▶ Data listing
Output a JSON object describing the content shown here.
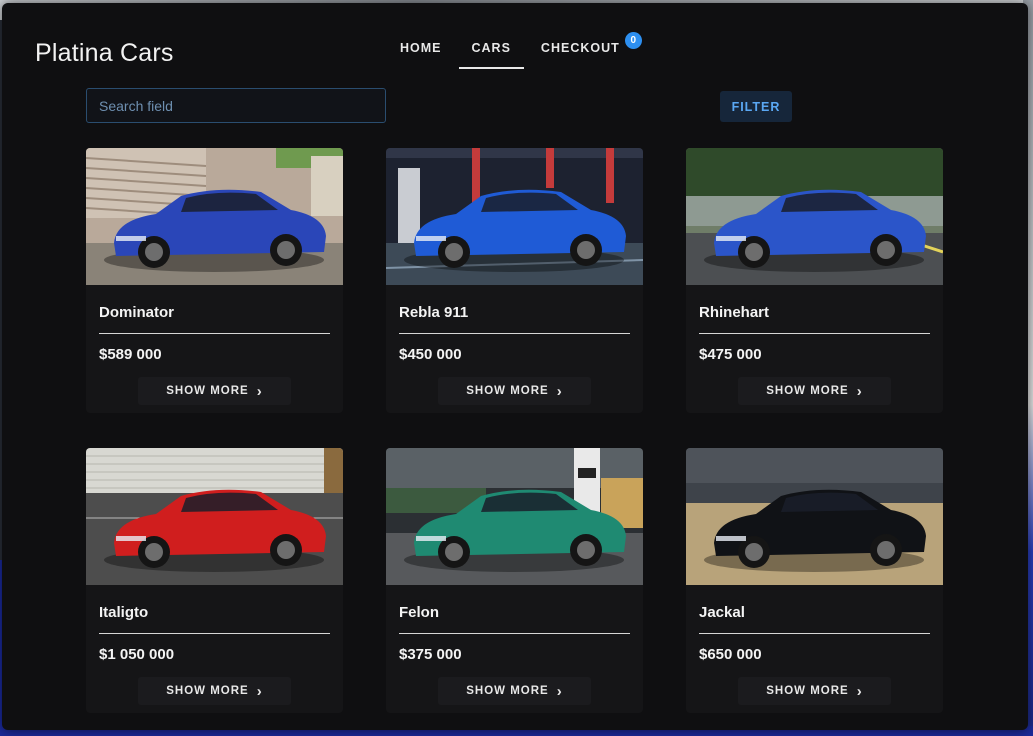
{
  "brand": {
    "title": "Platina Cars"
  },
  "nav": {
    "home": "HOME",
    "cars": "CARS",
    "checkout": "CHECKOUT",
    "checkout_badge": "0",
    "active": "CARS"
  },
  "search": {
    "placeholder": "Search field",
    "value": ""
  },
  "filter": {
    "label": "FILTER"
  },
  "show_more_label": "SHOW MORE",
  "cars": [
    {
      "name": "Dominator",
      "price": "$589 000",
      "color": "#2a46b8",
      "bg": "garage-stairs"
    },
    {
      "name": "Rebla 911",
      "price": "$450 000",
      "color": "#1f5bd6",
      "bg": "showroom"
    },
    {
      "name": "Rhinehart",
      "price": "$475 000",
      "color": "#2b55c9",
      "bg": "hedge-parking"
    },
    {
      "name": "Italigto",
      "price": "$1 050 000",
      "color": "#d01e1e",
      "bg": "brick-wall"
    },
    {
      "name": "Felon",
      "price": "$375 000",
      "color": "#1f8a72",
      "bg": "indoor-garage"
    },
    {
      "name": "Jackal",
      "price": "$650 000",
      "color": "#101216",
      "bg": "sandy-lot"
    }
  ],
  "colors": {
    "accent": "#2d8ff0",
    "window_bg": "#0f0f11",
    "card_bg": "#151517"
  }
}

▶ Task requirements
Leave the pictures out and copy the rest of the data exactly.

▶ Result for this exercise
Output a JSON object describing the content shown here.
{
  "brand": {
    "title": "Platina Cars"
  },
  "nav": {
    "home": "HOME",
    "cars": "CARS",
    "checkout": "CHECKOUT",
    "checkout_badge": "0",
    "active": "CARS"
  },
  "search": {
    "placeholder": "Search field",
    "value": ""
  },
  "filter": {
    "label": "FILTER"
  },
  "show_more_label": "SHOW MORE",
  "cars": [
    {
      "name": "Dominator",
      "price": "$589 000",
      "color": "#2a46b8",
      "bg": "garage-stairs"
    },
    {
      "name": "Rebla 911",
      "price": "$450 000",
      "color": "#1f5bd6",
      "bg": "showroom"
    },
    {
      "name": "Rhinehart",
      "price": "$475 000",
      "color": "#2b55c9",
      "bg": "hedge-parking"
    },
    {
      "name": "Italigto",
      "price": "$1 050 000",
      "color": "#d01e1e",
      "bg": "brick-wall"
    },
    {
      "name": "Felon",
      "price": "$375 000",
      "color": "#1f8a72",
      "bg": "indoor-garage"
    },
    {
      "name": "Jackal",
      "price": "$650 000",
      "color": "#101216",
      "bg": "sandy-lot"
    }
  ],
  "colors": {
    "accent": "#2d8ff0",
    "window_bg": "#0f0f11",
    "card_bg": "#151517"
  }
}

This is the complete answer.